(Stored records)
▶

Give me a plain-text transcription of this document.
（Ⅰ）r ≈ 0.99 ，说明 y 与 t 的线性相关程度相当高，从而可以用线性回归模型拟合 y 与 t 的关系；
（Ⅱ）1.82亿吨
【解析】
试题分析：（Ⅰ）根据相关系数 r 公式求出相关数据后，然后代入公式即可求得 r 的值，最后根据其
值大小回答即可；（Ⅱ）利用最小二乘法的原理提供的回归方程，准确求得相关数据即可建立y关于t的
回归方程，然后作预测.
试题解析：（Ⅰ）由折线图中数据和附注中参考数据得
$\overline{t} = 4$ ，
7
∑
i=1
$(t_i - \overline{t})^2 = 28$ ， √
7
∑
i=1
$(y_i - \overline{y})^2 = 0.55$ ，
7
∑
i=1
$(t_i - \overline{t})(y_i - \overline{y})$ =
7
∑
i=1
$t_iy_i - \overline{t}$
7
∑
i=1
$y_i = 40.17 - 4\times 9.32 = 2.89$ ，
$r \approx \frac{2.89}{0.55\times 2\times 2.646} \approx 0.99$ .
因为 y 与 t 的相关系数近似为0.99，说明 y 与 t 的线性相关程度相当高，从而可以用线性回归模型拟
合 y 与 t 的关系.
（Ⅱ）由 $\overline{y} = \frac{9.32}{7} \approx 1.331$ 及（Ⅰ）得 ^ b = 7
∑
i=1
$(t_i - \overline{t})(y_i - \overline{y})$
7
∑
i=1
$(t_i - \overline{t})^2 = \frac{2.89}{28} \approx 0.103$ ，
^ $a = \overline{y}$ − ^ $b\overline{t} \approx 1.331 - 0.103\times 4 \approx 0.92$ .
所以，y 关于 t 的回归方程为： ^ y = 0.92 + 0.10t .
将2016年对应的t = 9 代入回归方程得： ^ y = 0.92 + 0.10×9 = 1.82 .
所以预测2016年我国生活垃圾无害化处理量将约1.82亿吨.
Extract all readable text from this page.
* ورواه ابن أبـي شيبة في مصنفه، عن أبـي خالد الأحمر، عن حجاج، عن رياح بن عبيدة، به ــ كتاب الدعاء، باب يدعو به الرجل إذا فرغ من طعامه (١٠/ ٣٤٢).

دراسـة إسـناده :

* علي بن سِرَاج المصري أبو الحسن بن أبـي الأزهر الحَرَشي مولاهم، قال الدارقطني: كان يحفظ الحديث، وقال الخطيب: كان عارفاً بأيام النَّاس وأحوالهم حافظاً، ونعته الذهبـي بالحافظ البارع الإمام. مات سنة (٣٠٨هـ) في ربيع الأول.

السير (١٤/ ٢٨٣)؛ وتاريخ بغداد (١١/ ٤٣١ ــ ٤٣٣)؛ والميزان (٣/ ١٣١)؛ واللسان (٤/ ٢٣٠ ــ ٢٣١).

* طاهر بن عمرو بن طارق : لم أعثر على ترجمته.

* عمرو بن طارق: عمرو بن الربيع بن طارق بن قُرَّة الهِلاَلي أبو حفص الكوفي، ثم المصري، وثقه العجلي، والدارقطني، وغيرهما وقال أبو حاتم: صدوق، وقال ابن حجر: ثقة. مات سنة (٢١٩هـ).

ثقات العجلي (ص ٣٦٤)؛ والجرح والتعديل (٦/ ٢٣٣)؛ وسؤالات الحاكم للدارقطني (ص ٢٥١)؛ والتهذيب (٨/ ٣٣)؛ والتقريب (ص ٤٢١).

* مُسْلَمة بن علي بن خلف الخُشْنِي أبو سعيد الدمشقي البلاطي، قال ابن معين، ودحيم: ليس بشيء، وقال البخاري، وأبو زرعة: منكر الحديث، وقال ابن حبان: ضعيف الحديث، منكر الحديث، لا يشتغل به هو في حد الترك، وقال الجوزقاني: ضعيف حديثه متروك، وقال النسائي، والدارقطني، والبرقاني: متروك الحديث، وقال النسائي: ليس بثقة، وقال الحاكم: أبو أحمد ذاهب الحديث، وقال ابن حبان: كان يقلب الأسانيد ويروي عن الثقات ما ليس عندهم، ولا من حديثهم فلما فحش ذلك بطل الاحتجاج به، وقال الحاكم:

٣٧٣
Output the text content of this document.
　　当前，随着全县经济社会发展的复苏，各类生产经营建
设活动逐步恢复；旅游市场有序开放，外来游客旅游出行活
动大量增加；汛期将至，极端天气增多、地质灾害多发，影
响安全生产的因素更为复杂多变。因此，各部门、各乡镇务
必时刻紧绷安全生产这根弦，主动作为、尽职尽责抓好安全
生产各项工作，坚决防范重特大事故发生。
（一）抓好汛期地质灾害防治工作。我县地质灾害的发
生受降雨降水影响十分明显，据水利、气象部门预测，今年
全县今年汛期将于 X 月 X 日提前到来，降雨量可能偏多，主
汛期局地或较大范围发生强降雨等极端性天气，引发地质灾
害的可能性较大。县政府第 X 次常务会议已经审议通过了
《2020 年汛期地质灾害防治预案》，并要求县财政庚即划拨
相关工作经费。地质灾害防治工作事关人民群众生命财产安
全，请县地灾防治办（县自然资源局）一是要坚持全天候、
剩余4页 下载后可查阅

◀

» **What is being asked**
Transcribe every entry verbatim.

» **Complete output**
Give me a plain-text transcription of this document.
（Ⅰ）r ≈ 0.99 ，说明 y 与 t 的线性相关程度相当高，从而可以用线性回归模型拟合 y 与 t 的关系；
（Ⅱ）1.82亿吨
【解析】
试题分析：（Ⅰ）根据相关系数 r 公式求出相关数据后，然后代入公式即可求得 r 的值，最后根据其
值大小回答即可；（Ⅱ）利用最小二乘法的原理提供的回归方程，准确求得相关数据即可建立y关于t的
回归方程，然后作预测.
试题解析：（Ⅰ）由折线图中数据和附注中参考数据得
$\overline{t} = 4$ ，
7
∑
i=1
$(t_i - \overline{t})^2 = 28$ ， √
7
∑
i=1
$(y_i - \overline{y})^2 = 0.55$ ，
7
∑
i=1
$(t_i - \overline{t})(y_i - \overline{y})$ =
7
∑
i=1
$t_iy_i - \overline{t}$
7
∑
i=1
$y_i = 40.17 - 4\times 9.32 = 2.89$ ，
$r \approx \frac{2.89}{0.55\times 2\times 2.646} \approx 0.99$ .
因为 y 与 t 的相关系数近似为0.99，说明 y 与 t 的线性相关程度相当高，从而可以用线性回归模型拟
合 y 与 t 的关系.
（Ⅱ）由 $\overline{y} = \frac{9.32}{7} \approx 1.331$ 及（Ⅰ）得 ^ b = 7
∑
i=1
$(t_i - \overline{t})(y_i - \overline{y})$
7
∑
i=1
$(t_i - \overline{t})^2 = \frac{2.89}{28} \approx 0.103$ ，
^ $a = \overline{y}$ − ^ $b\overline{t} \approx 1.331 - 0.103\times 4 \approx 0.92$ .
所以，y 关于 t 的回归方程为： ^ y = 0.92 + 0.10t .
将2016年对应的t = 9 代入回归方程得： ^ y = 0.92 + 0.10×9 = 1.82 .
所以预测2016年我国生活垃圾无害化处理量将约1.82亿吨.
Extract all readable text from this page.
* ورواه ابن أبـي شيبة في مصنفه، عن أبـي خالد الأحمر، عن حجاج، عن رياح بن عبيدة، به ــ كتاب الدعاء، باب يدعو به الرجل إذا فرغ من طعامه (١٠/ ٣٤٢).

دراسـة إسـناده :

* علي بن سِرَاج المصري أبو الحسن بن أبـي الأزهر الحَرَشي مولاهم، قال الدارقطني: كان يحفظ الحديث، وقال الخطيب: كان عارفاً بأيام النَّاس وأحوالهم حافظاً، ونعته الذهبـي بالحافظ البارع الإمام. مات سنة (٣٠٨هـ) في ربيع الأول.

السير (١٤/ ٢٨٣)؛ وتاريخ بغداد (١١/ ٤٣١ ــ ٤٣٣)؛ والميزان (٣/ ١٣١)؛ واللسان (٤/ ٢٣٠ ــ ٢٣١).

* طاهر بن عمرو بن طارق : لم أعثر على ترجمته.

* عمرو بن طارق: عمرو بن الربيع بن طارق بن قُرَّة الهِلاَلي أبو حفص الكوفي، ثم المصري، وثقه العجلي، والدارقطني، وغيرهما وقال أبو حاتم: صدوق، وقال ابن حجر: ثقة. مات سنة (٢١٩هـ).

ثقات العجلي (ص ٣٦٤)؛ والجرح والتعديل (٦/ ٢٣٣)؛ وسؤالات الحاكم للدارقطني (ص ٢٥١)؛ والتهذيب (٨/ ٣٣)؛ والتقريب (ص ٤٢١).

* مُسْلَمة بن علي بن خلف الخُشْنِي أبو سعيد الدمشقي البلاطي، قال ابن معين، ودحيم: ليس بشيء، وقال البخاري، وأبو زرعة: منكر الحديث، وقال ابن حبان: ضعيف الحديث، منكر الحديث، لا يشتغل به هو في حد الترك، وقال الجوزقاني: ضعيف حديثه متروك، وقال النسائي، والدارقطني، والبرقاني: متروك الحديث، وقال النسائي: ليس بثقة، وقال الحاكم: أبو أحمد ذاهب الحديث، وقال ابن حبان: كان يقلب الأسانيد ويروي عن الثقات ما ليس عندهم، ولا من حديثهم فلما فحش ذلك بطل الاحتجاج به، وقال الحاكم:

٣٧٣
Output the text content of this document.
　　当前，随着全县经济社会发展的复苏，各类生产经营建
设活动逐步恢复；旅游市场有序开放，外来游客旅游出行活
动大量增加；汛期将至，极端天气增多、地质灾害多发，影
响安全生产的因素更为复杂多变。因此，各部门、各乡镇务
必时刻紧绷安全生产这根弦，主动作为、尽职尽责抓好安全
生产各项工作，坚决防范重特大事故发生。
（一）抓好汛期地质灾害防治工作。我县地质灾害的发
生受降雨降水影响十分明显，据水利、气象部门预测，今年
全县今年汛期将于 X 月 X 日提前到来，降雨量可能偏多，主
汛期局地或较大范围发生强降雨等极端性天气，引发地质灾
害的可能性较大。县政府第 X 次常务会议已经审议通过了
《2020 年汛期地质灾害防治预案》，并要求县财政庚即划拨
相关工作经费。地质灾害防治工作事关人民群众生命财产安
全，请县地灾防治办（县自然资源局）一是要坚持全天候、
剩余4页 下载后可查阅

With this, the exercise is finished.